Task details: Reproduce verbatim the lines of the entries below, beginning with the line that contains "price-annotation-label: 124.370 (180, 361, 217, 371)" and continuing through the line that contains "y-tick-label: 142.670 (760, 97, 797, 107)", with both of those lines included.

Records shown:
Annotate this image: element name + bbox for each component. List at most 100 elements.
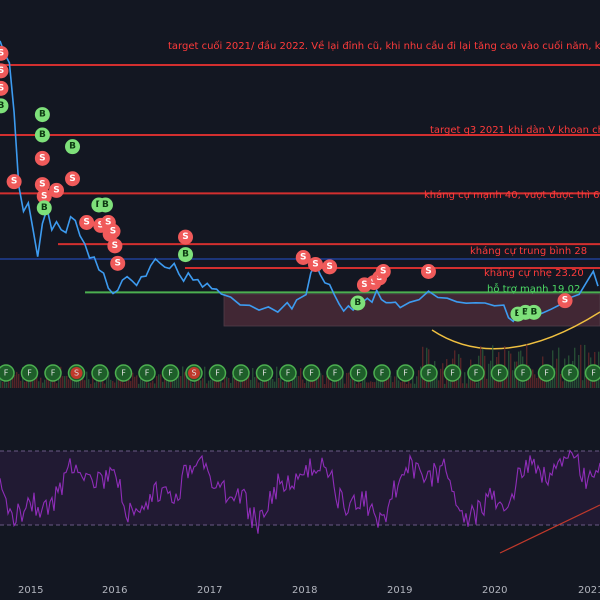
buy-signal-circle (0, 98, 9, 114)
annotation-resist-40: kháng cự mạnh 40, vượt được thì 6x (424, 189, 600, 201)
f-marker-circle (161, 364, 180, 382)
volume-bar (406, 383, 408, 388)
signal-label: S (105, 218, 111, 228)
f-marker-label: F (215, 369, 220, 378)
sell-signal: S (557, 293, 573, 309)
x-tick-2016: 2016 (102, 585, 127, 596)
volume-bar (298, 376, 300, 388)
volume-bar (558, 347, 560, 388)
sell-signal-circle (34, 177, 50, 193)
volume-bar (414, 383, 416, 388)
volume-bar (314, 375, 316, 388)
volume-bar (300, 368, 302, 388)
f-marker: F (208, 364, 227, 382)
volume-bar (536, 378, 538, 388)
volume-bar (12, 372, 14, 388)
f-marker-inner (70, 367, 83, 379)
volume-bar (4, 376, 6, 388)
sell-signal-circle (322, 259, 338, 275)
x-tick-2015: 2015 (18, 585, 43, 596)
f-marker-circle (138, 364, 156, 382)
volume-bar (388, 372, 390, 388)
volume-bar (164, 372, 166, 388)
annotation-resist-28: kháng cự trung bình 28 (470, 245, 587, 257)
volume-bar (116, 374, 118, 388)
sell-signal-circle (107, 238, 123, 254)
f-marker-label: F (427, 369, 432, 378)
signal-label: S (83, 218, 89, 228)
f-marker-circle (373, 364, 391, 382)
buy-signal: B (0, 98, 9, 114)
volume-bar (258, 382, 260, 388)
signal-label: S (39, 153, 45, 163)
sell-signal: S (322, 259, 338, 275)
volume-bar (306, 377, 308, 388)
annotation-support-19: hỗ trợ mạnh 19.02 (487, 282, 580, 295)
sell-signal-circle (0, 45, 9, 61)
sell-signal-circle (375, 264, 391, 279)
buy-signal-circle (36, 200, 52, 216)
volume-bar (370, 381, 372, 388)
volume-bar (378, 375, 380, 388)
volume-bar (400, 382, 402, 388)
volume-bar (418, 370, 420, 388)
volume-bar (304, 383, 306, 388)
volume-bar (100, 381, 102, 388)
volume-bar (20, 380, 22, 388)
f-marker-label: F (356, 369, 361, 378)
f-marker-label: F (51, 369, 56, 378)
buy-signal-circle (34, 107, 50, 123)
volume-bar (136, 375, 138, 388)
sell-signal-circle (105, 223, 121, 239)
signal-label: B (69, 142, 76, 152)
sell-signal: S (295, 250, 311, 265)
f-marker-circle (279, 364, 297, 382)
volume-bar (60, 366, 62, 388)
volume-bar (466, 383, 468, 388)
volume-bar (240, 381, 242, 388)
volume-bar (278, 377, 280, 388)
volume-bar (222, 382, 224, 388)
volume-bar (194, 375, 196, 388)
signal-label: B (41, 203, 48, 213)
f-marker-label: F (286, 369, 291, 378)
volume-bar (296, 375, 298, 388)
f-marker-label: F (403, 369, 408, 378)
buy-signal-circle (97, 197, 113, 213)
volume-bar (266, 378, 268, 388)
volume-bar (106, 371, 108, 388)
f-marker: F (255, 364, 274, 382)
volume-bar (280, 373, 282, 388)
volume-bar (62, 376, 64, 388)
volume-bar (14, 375, 16, 388)
f-marker-circle (490, 364, 509, 382)
volume-bar (86, 371, 88, 388)
sell-signal-circle (0, 63, 9, 79)
volume-bar (204, 366, 206, 388)
volume-bar (218, 377, 220, 388)
f-marker-circle (44, 364, 62, 382)
volume-bar (390, 375, 392, 388)
f-marker-label: F (333, 369, 338, 378)
volume-bar (348, 372, 350, 388)
volume-bar (524, 382, 526, 388)
volume-bar (38, 381, 40, 388)
volume-bar (206, 383, 208, 388)
volume-bar (168, 375, 170, 388)
sell-signal-circle (307, 257, 323, 272)
volume-bar (584, 344, 586, 388)
volume-bar (384, 375, 386, 388)
f-marker: F (138, 364, 156, 382)
f-marker-label: F (309, 369, 314, 378)
sell-signal-circle (420, 264, 436, 279)
volume-bar (442, 363, 444, 388)
horizontal-lines-layer (0, 64, 600, 294)
volume-bar (274, 381, 276, 388)
volume-bar (108, 372, 110, 388)
f-marker-label: F (98, 369, 103, 378)
volume-bar (506, 371, 508, 388)
volume-bar (84, 380, 86, 388)
signal-label: S (380, 267, 386, 277)
volume-bar (134, 376, 136, 388)
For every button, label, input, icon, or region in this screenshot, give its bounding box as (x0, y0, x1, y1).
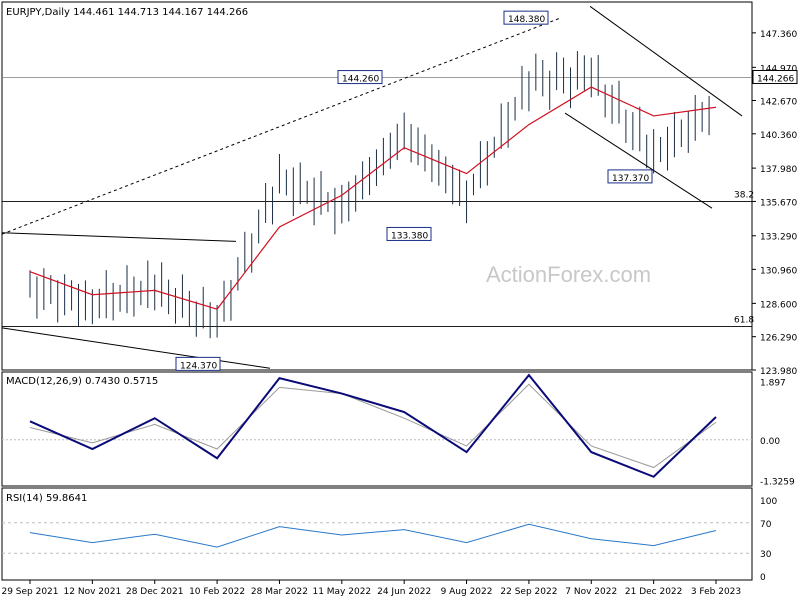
price-annotation-label: 124.370 (180, 361, 217, 371)
price-annotation-box (503, 10, 549, 25)
x-tick-label: 28 Dec 2021 (126, 587, 184, 597)
y-tick-label: 133.290 (760, 233, 797, 243)
main-panel (1, 1, 753, 371)
watermark: ActionForex.com (486, 262, 651, 287)
price-annotation-box (386, 226, 432, 241)
macd-tick-label: 0.00 (760, 437, 780, 447)
rsi-tick-label: 70 (760, 520, 772, 530)
fib-level-label: 61.8 (734, 315, 754, 325)
price-annotation-label: 148.380 (508, 15, 545, 25)
x-tick-label: 22 Sep 2022 (500, 587, 557, 597)
macd-panel (1, 371, 753, 487)
y-tick-label: 123.980 (760, 367, 797, 377)
rsi-line (29, 523, 717, 548)
y-tick-label: 142.670 (760, 97, 797, 107)
fib-level-label: 38.2 (734, 190, 754, 200)
x-tick-label: 29 Sep 2021 (1, 587, 58, 597)
price-annotation-box (175, 356, 221, 371)
rsi-panel (1, 487, 753, 581)
lower-channel-line-right (564, 112, 713, 209)
price-annotation-box (337, 70, 383, 85)
macd-tick-label: 1.897 (760, 378, 786, 388)
price-annotation-box (607, 169, 653, 184)
lower-channel-line-left (1, 327, 271, 369)
current-price-label: 144.266 (757, 74, 794, 84)
x-tick-label: 24 Jun 2022 (377, 587, 431, 597)
macd-line (29, 373, 717, 478)
x-tick-label: 3 Feb 2023 (691, 587, 741, 597)
y-tick-label: 147.360 (760, 30, 797, 40)
y-tick-label: 128.600 (760, 300, 797, 310)
moving-average-line (29, 86, 717, 310)
price-annotation-label: 144.260 (342, 75, 379, 85)
rsi-tick-label: 0 (760, 573, 766, 583)
upper-channel-line-left (1, 232, 237, 242)
x-tick-label: 9 Aug 2022 (441, 587, 493, 597)
y-tick-label: 144.970 (760, 64, 797, 74)
chart-title: EURJPY,Daily 144.461 144.713 144.167 144… (6, 7, 248, 18)
y-tick-label: 140.360 (760, 131, 797, 141)
y-tick-label: 126.290 (760, 334, 797, 344)
x-tick-label: 21 Dec 2022 (625, 587, 683, 597)
x-tick-label: 28 Mar 2022 (251, 587, 308, 597)
candles-group (29, 51, 710, 339)
y-tick-label: 137.980 (760, 165, 797, 175)
y-tick-label: 135.670 (760, 198, 797, 208)
y-tick-label: 130.960 (760, 266, 797, 276)
rsi-title: RSI(14) 59.8641 (6, 493, 87, 504)
rsi-tick-label: 30 (760, 550, 772, 560)
price-annotation-label: 137.370 (612, 174, 649, 184)
rsi-tick-label: 100 (760, 497, 777, 507)
x-tick-label: 12 Nov 2021 (64, 587, 122, 597)
price-annotation-label: 133.380 (391, 231, 428, 241)
x-tick-label: 7 Nov 2022 (565, 587, 617, 597)
macd-signal-line (29, 383, 717, 469)
x-tick-label: 11 May 2022 (312, 587, 371, 597)
current-price-tag (752, 69, 798, 84)
macd-tick-label: -1.3259 (760, 478, 795, 488)
macd-title: MACD(12,26,9) 0.7430 0.5715 (6, 376, 158, 387)
upper-channel-line-right (589, 5, 743, 117)
x-tick-label: 10 Feb 2022 (189, 587, 245, 597)
dashed-trendline (1, 17, 561, 235)
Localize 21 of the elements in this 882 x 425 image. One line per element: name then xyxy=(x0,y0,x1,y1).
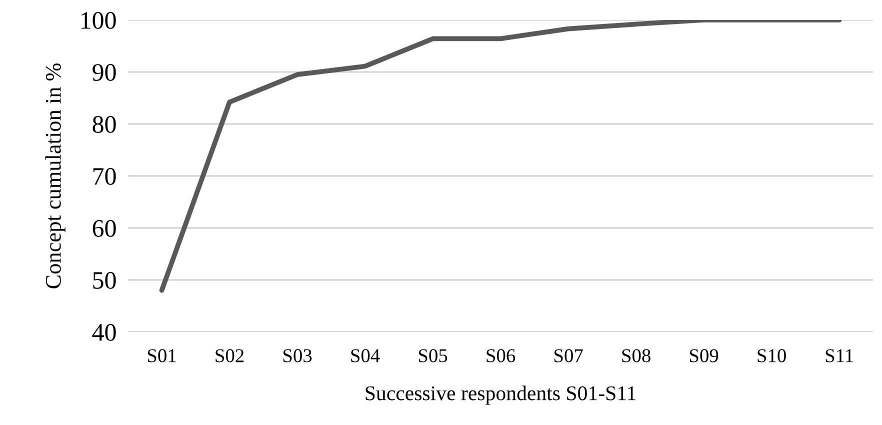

The completed task:
price-annotation-label: 124.370 (180, 361, 217, 371)
price-annotation-box (503, 10, 549, 25)
x-tick-label: 28 Dec 2021 (126, 587, 184, 597)
y-tick-label: 133.290 (760, 233, 797, 243)
main-panel (1, 1, 753, 371)
watermark: ActionForex.com (486, 262, 651, 287)
price-annotation-box (386, 226, 432, 241)
macd-tick-label: 0.00 (760, 437, 780, 447)
rsi-tick-label: 70 (760, 520, 772, 530)
fib-level-label: 61.8 (734, 315, 754, 325)
price-annotation-label: 148.380 (508, 15, 545, 25)
x-tick-label: 22 Sep 2022 (500, 587, 557, 597)
macd-panel (1, 371, 753, 487)
y-tick-label: 123.980 (760, 367, 797, 377)
rsi-line (29, 523, 717, 548)
y-tick-label: 142.670 (760, 97, 797, 107)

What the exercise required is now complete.